What you will do: Which lines hold the word "procedure"? Copy each of them.

--- start Materials provided ---

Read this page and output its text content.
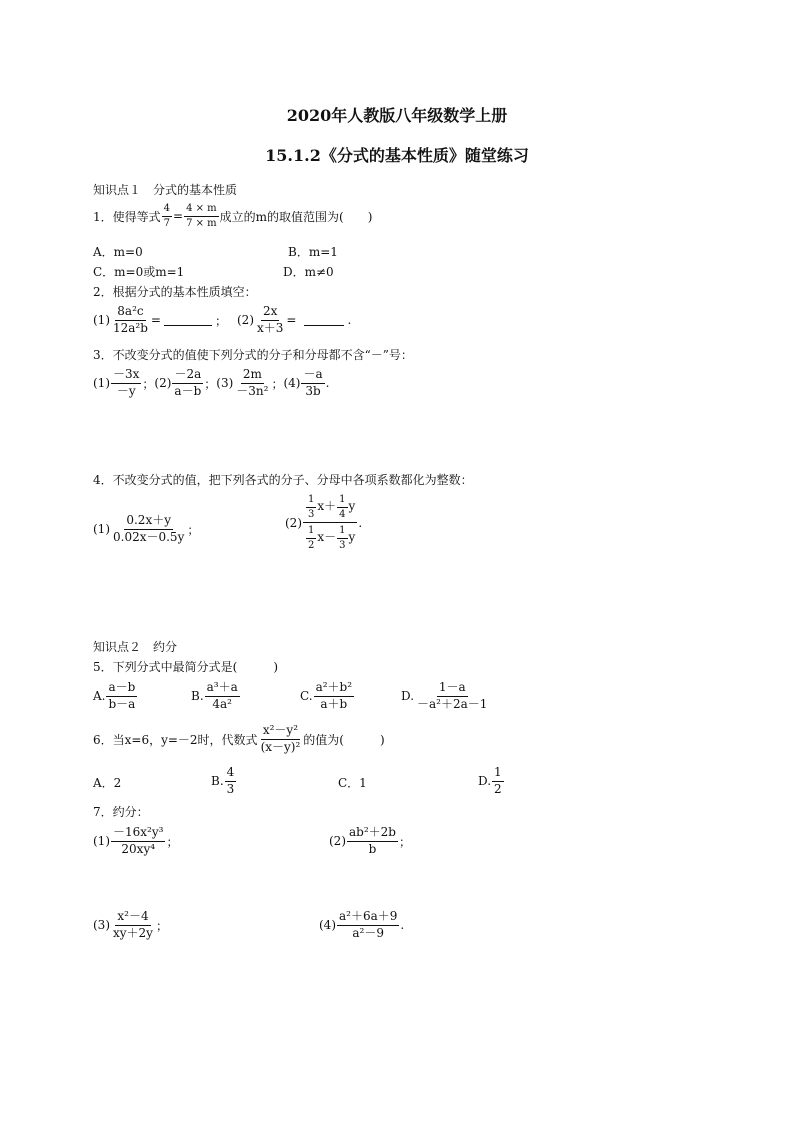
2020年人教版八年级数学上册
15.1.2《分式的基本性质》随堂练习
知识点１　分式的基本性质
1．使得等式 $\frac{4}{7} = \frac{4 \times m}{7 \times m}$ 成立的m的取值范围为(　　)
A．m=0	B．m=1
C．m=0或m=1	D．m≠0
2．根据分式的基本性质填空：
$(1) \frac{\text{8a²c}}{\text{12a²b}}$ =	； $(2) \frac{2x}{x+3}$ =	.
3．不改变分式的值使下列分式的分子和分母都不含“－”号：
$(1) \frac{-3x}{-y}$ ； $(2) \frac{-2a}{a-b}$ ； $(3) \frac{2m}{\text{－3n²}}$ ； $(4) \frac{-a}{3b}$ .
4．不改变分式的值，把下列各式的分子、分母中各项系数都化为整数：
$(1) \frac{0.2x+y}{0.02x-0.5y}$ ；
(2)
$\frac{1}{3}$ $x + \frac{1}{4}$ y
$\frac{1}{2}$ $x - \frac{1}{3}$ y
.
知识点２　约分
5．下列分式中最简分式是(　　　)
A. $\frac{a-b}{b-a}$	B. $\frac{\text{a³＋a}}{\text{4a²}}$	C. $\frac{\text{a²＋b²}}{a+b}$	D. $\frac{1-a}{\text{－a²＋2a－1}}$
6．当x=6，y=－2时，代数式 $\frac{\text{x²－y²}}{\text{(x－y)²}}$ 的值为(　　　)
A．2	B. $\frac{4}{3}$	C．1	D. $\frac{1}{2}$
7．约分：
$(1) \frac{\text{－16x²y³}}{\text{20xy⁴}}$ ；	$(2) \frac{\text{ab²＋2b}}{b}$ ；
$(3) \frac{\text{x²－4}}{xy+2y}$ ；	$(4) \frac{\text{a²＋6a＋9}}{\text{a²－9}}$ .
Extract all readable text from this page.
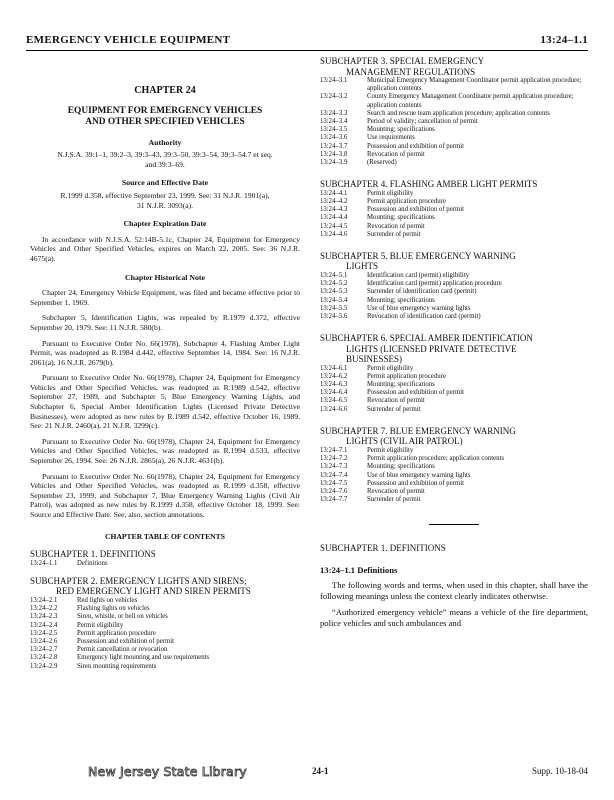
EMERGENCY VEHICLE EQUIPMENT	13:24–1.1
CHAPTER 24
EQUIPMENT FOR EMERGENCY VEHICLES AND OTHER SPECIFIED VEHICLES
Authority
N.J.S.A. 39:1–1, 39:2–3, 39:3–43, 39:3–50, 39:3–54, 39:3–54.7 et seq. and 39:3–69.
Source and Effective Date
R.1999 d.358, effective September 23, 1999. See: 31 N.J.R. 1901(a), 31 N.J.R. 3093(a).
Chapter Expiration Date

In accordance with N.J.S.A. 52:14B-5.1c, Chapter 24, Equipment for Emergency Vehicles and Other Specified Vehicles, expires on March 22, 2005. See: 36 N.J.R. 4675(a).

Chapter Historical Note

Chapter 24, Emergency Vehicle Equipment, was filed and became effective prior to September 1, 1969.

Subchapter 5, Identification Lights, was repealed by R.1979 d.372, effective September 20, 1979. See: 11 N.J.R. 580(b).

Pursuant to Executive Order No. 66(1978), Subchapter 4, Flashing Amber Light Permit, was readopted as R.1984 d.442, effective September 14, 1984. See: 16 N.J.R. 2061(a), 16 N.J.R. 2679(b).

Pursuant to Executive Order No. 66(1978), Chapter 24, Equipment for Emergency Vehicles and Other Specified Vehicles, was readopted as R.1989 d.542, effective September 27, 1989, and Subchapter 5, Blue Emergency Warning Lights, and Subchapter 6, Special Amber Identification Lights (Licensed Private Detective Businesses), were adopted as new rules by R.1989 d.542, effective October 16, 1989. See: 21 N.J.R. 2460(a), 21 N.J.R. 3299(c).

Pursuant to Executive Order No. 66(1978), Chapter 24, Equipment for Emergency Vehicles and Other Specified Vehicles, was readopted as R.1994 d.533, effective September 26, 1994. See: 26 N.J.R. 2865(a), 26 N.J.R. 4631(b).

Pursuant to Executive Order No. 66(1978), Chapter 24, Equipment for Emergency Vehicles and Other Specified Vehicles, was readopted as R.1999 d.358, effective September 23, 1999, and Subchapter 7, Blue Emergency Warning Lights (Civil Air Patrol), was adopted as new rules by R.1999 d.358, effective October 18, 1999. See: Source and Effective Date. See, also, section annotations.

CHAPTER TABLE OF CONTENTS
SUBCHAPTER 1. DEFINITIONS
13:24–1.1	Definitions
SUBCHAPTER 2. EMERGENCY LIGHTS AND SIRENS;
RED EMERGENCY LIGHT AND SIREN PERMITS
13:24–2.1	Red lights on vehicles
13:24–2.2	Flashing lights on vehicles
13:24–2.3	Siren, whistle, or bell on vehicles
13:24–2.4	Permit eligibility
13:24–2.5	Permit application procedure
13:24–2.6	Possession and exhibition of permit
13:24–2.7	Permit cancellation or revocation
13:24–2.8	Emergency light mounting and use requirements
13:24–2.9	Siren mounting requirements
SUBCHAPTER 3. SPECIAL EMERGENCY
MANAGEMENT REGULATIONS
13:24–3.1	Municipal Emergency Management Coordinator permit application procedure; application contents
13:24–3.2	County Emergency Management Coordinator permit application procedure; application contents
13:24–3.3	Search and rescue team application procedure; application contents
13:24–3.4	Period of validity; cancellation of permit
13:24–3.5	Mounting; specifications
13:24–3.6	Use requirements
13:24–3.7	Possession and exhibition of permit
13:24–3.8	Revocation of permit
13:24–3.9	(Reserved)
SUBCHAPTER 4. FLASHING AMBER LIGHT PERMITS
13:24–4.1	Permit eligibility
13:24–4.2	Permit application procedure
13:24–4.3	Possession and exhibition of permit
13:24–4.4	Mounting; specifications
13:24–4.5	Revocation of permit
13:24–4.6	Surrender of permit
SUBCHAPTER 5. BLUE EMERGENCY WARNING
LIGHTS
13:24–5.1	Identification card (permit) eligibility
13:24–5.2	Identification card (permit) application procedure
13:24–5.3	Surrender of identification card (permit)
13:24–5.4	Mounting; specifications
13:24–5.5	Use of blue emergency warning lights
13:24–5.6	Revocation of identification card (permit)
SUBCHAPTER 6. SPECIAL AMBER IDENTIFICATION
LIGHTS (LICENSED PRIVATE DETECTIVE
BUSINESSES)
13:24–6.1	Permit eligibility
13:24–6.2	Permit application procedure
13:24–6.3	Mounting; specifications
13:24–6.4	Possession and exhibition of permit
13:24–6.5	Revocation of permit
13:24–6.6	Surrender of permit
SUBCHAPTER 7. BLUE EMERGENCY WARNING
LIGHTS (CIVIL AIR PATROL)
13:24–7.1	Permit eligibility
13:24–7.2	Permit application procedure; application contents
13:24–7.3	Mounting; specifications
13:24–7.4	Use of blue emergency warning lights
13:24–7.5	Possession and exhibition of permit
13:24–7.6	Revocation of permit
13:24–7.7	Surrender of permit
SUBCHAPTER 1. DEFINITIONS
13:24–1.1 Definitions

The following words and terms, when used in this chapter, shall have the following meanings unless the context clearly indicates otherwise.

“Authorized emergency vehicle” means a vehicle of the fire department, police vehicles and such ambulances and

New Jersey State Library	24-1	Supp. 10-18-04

--- end Materials provided ---

Finished task:
13:24–2.5	Permit application procedure
13:24–3.1	Municipal Emergency Management Coordinator permit application procedure; application contents
13:24–3.2	County Emergency Management Coordinator permit application procedure; application contents
13:24–3.3	Search and rescue team application procedure; application contents
13:24–4.2	Permit application procedure
13:24–5.2	Identification card (permit) application procedure
13:24–6.2	Permit application procedure
13:24–7.2	Permit application procedure; application contents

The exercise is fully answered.